[Begin Record set]

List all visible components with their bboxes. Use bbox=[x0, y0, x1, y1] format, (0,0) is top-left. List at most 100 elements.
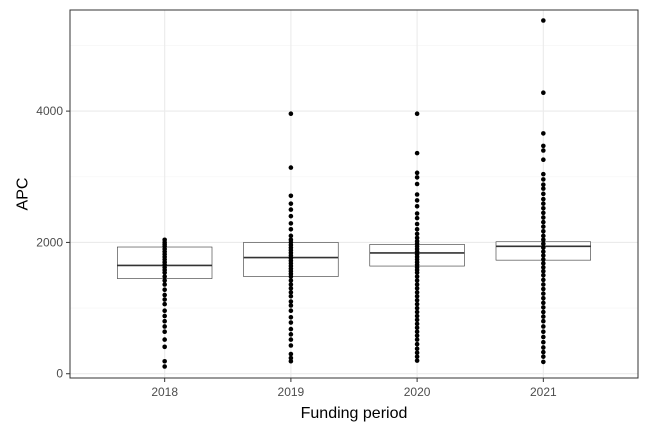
data-point bbox=[541, 286, 546, 292]
data-point bbox=[541, 295, 546, 301]
data-point bbox=[162, 282, 167, 287]
data-point bbox=[414, 111, 420, 117]
data-point bbox=[414, 346, 420, 352]
data-point bbox=[541, 233, 546, 239]
data-point bbox=[541, 171, 546, 177]
data-point bbox=[288, 314, 294, 320]
data-point bbox=[162, 274, 167, 279]
data-point bbox=[414, 337, 420, 342]
data-point bbox=[541, 219, 546, 225]
data-point bbox=[414, 235, 420, 241]
data-point bbox=[541, 345, 546, 350]
y-axis-title: APC bbox=[15, 178, 32, 211]
data-point bbox=[162, 337, 167, 342]
data-point bbox=[541, 205, 546, 211]
data-point bbox=[414, 341, 420, 347]
x-tick-label: 2021 bbox=[530, 385, 557, 399]
data-point bbox=[414, 238, 420, 244]
data-point bbox=[541, 210, 546, 216]
data-point bbox=[541, 291, 546, 296]
data-point bbox=[541, 182, 546, 187]
data-point bbox=[414, 170, 420, 176]
data-point bbox=[288, 351, 294, 357]
data-point bbox=[162, 324, 167, 329]
data-point bbox=[414, 290, 420, 295]
data-point bbox=[414, 231, 420, 237]
data-point bbox=[541, 253, 546, 258]
data-point bbox=[541, 265, 546, 270]
data-point bbox=[541, 186, 546, 191]
data-point bbox=[541, 261, 546, 266]
data-point bbox=[288, 343, 294, 348]
data-point bbox=[162, 329, 167, 335]
data-point bbox=[288, 290, 294, 295]
data-point bbox=[162, 318, 167, 324]
data-point bbox=[541, 143, 546, 149]
data-point bbox=[541, 272, 546, 278]
data-point bbox=[288, 358, 294, 364]
data-point bbox=[288, 293, 294, 299]
y-tick-label: 0 bbox=[56, 367, 63, 381]
data-point bbox=[541, 18, 546, 23]
data-point bbox=[541, 339, 546, 345]
data-point bbox=[414, 329, 420, 335]
data-point bbox=[541, 177, 546, 182]
y-tick-label: 2000 bbox=[36, 235, 63, 249]
data-point bbox=[414, 211, 420, 216]
data-point bbox=[541, 224, 546, 229]
data-point bbox=[541, 257, 546, 262]
data-point bbox=[414, 333, 420, 338]
data-point bbox=[288, 111, 294, 117]
data-point bbox=[288, 226, 294, 232]
data-point bbox=[414, 321, 420, 327]
data-point bbox=[541, 241, 546, 247]
data-point bbox=[162, 344, 167, 350]
data-point bbox=[414, 309, 420, 315]
data-point bbox=[541, 359, 546, 365]
data-point bbox=[414, 358, 420, 363]
data-point bbox=[541, 196, 546, 202]
data-point bbox=[162, 287, 167, 292]
data-point bbox=[414, 181, 420, 187]
data-point bbox=[162, 292, 167, 298]
data-point bbox=[541, 228, 546, 234]
data-point bbox=[414, 192, 420, 197]
data-point bbox=[541, 201, 546, 206]
data-point bbox=[541, 277, 546, 283]
data-point bbox=[414, 354, 420, 359]
data-point bbox=[414, 350, 420, 356]
data-point bbox=[414, 301, 420, 307]
panel-border bbox=[69, 9, 639, 379]
data-point bbox=[414, 305, 420, 311]
data-point bbox=[541, 90, 546, 96]
data-point bbox=[541, 191, 546, 197]
data-point bbox=[162, 364, 167, 369]
data-point bbox=[414, 198, 420, 203]
data-point bbox=[288, 278, 294, 283]
data-point bbox=[541, 305, 546, 310]
data-point bbox=[288, 165, 294, 170]
x-tick-label: 2018 bbox=[151, 385, 178, 399]
data-point bbox=[541, 245, 546, 250]
x-tick-label: 2020 bbox=[404, 385, 431, 399]
data-point bbox=[288, 221, 294, 226]
data-point bbox=[288, 282, 294, 287]
data-point bbox=[541, 324, 546, 329]
data-point bbox=[414, 274, 420, 279]
data-point bbox=[541, 249, 546, 254]
data-point bbox=[541, 269, 546, 274]
axis-ticks: 0 2000 4000 2018 2019 2020 2021 bbox=[36, 104, 557, 399]
data-point bbox=[288, 337, 294, 342]
point-layer bbox=[162, 18, 546, 369]
data-point bbox=[541, 314, 546, 319]
data-point bbox=[414, 215, 420, 221]
data-point bbox=[162, 358, 167, 364]
data-point bbox=[288, 233, 294, 239]
data-point bbox=[414, 282, 420, 287]
data-point bbox=[288, 308, 294, 314]
data-point bbox=[541, 300, 546, 306]
data-point bbox=[288, 193, 294, 199]
data-point bbox=[288, 320, 294, 325]
y-tick-label: 4000 bbox=[36, 104, 63, 118]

[End Record set]

» Goal of the exercise
Output every item above line for line, keeping each character unchanged, but omit the pictures.

» Output for this task
List all visible components with their bboxes. Use bbox=[x0, y0, x1, y1] format, (0,0) is top-left. List at most 100 elements.
data-point bbox=[541, 286, 546, 292]
data-point bbox=[541, 295, 546, 301]
data-point bbox=[162, 282, 167, 287]
data-point bbox=[414, 111, 420, 117]
data-point bbox=[414, 346, 420, 352]
data-point bbox=[541, 233, 546, 239]
data-point bbox=[541, 171, 546, 177]
data-point bbox=[288, 314, 294, 320]
data-point bbox=[162, 274, 167, 279]
data-point bbox=[414, 337, 420, 342]
data-point bbox=[541, 219, 546, 225]
data-point bbox=[414, 235, 420, 241]
data-point bbox=[541, 345, 546, 350]
y-axis-title: APC bbox=[15, 178, 32, 211]
data-point bbox=[162, 337, 167, 342]
data-point bbox=[541, 205, 546, 211]
data-point bbox=[414, 341, 420, 347]
x-tick-label: 2021 bbox=[530, 385, 557, 399]
data-point bbox=[414, 238, 420, 244]
data-point bbox=[541, 210, 546, 216]
data-point bbox=[541, 291, 546, 296]
data-point bbox=[541, 182, 546, 187]
data-point bbox=[414, 170, 420, 176]
data-point bbox=[288, 351, 294, 357]
data-point bbox=[162, 324, 167, 329]
data-point bbox=[414, 290, 420, 295]
data-point bbox=[414, 231, 420, 237]
data-point bbox=[541, 253, 546, 258]
data-point bbox=[541, 265, 546, 270]
data-point bbox=[541, 186, 546, 191]
data-point bbox=[541, 261, 546, 266]
data-point bbox=[288, 343, 294, 348]
data-point bbox=[162, 329, 167, 335]
data-point bbox=[288, 290, 294, 295]
data-point bbox=[162, 318, 167, 324]
data-point bbox=[541, 143, 546, 149]
data-point bbox=[541, 272, 546, 278]
data-point bbox=[288, 358, 294, 364]
data-point bbox=[288, 293, 294, 299]
y-tick-label: 0 bbox=[56, 367, 63, 381]
data-point bbox=[541, 18, 546, 23]
data-point bbox=[541, 339, 546, 345]
data-point bbox=[414, 329, 420, 335]
data-point bbox=[541, 177, 546, 182]
y-tick-label: 2000 bbox=[36, 235, 63, 249]
data-point bbox=[414, 211, 420, 216]
data-point bbox=[541, 224, 546, 229]
data-point bbox=[541, 257, 546, 262]
data-point bbox=[414, 333, 420, 338]
data-point bbox=[288, 111, 294, 117]
data-point bbox=[288, 226, 294, 232]
data-point bbox=[414, 321, 420, 327]
data-point bbox=[541, 241, 546, 247]
data-point bbox=[162, 344, 167, 350]
data-point bbox=[414, 309, 420, 315]
data-point bbox=[541, 359, 546, 365]
data-point bbox=[414, 358, 420, 363]
data-point bbox=[541, 196, 546, 202]
data-point bbox=[162, 287, 167, 292]
data-point bbox=[414, 181, 420, 187]
data-point bbox=[162, 292, 167, 298]
data-point bbox=[541, 228, 546, 234]
data-point bbox=[414, 192, 420, 197]
data-point bbox=[541, 201, 546, 206]
data-point bbox=[541, 277, 546, 283]
data-point bbox=[414, 354, 420, 359]
data-point bbox=[414, 350, 420, 356]
data-point bbox=[414, 301, 420, 307]
panel-border bbox=[69, 9, 639, 379]
data-point bbox=[414, 305, 420, 311]
data-point bbox=[541, 90, 546, 96]
data-point bbox=[541, 191, 546, 197]
data-point bbox=[162, 364, 167, 369]
data-point bbox=[414, 198, 420, 203]
data-point bbox=[288, 278, 294, 283]
data-point bbox=[541, 305, 546, 310]
data-point bbox=[288, 165, 294, 170]
x-tick-label: 2018 bbox=[151, 385, 178, 399]
data-point bbox=[541, 245, 546, 250]
x-tick-label: 2020 bbox=[404, 385, 431, 399]
data-point bbox=[288, 221, 294, 226]
data-point bbox=[288, 282, 294, 287]
data-point bbox=[541, 324, 546, 329]
data-point bbox=[414, 274, 420, 279]
data-point bbox=[541, 249, 546, 254]
data-point bbox=[541, 269, 546, 274]
axis-ticks: 0 2000 4000 2018 2019 2020 2021 bbox=[36, 104, 557, 399]
data-point bbox=[288, 337, 294, 342]
point-layer bbox=[162, 18, 546, 369]
data-point bbox=[541, 314, 546, 319]
data-point bbox=[414, 215, 420, 221]
data-point bbox=[162, 358, 167, 364]
data-point bbox=[288, 233, 294, 239]
data-point bbox=[414, 282, 420, 287]
data-point bbox=[288, 308, 294, 314]
data-point bbox=[541, 300, 546, 306]
data-point bbox=[288, 193, 294, 199]
data-point bbox=[288, 320, 294, 325]
y-tick-label: 4000 bbox=[36, 104, 63, 118]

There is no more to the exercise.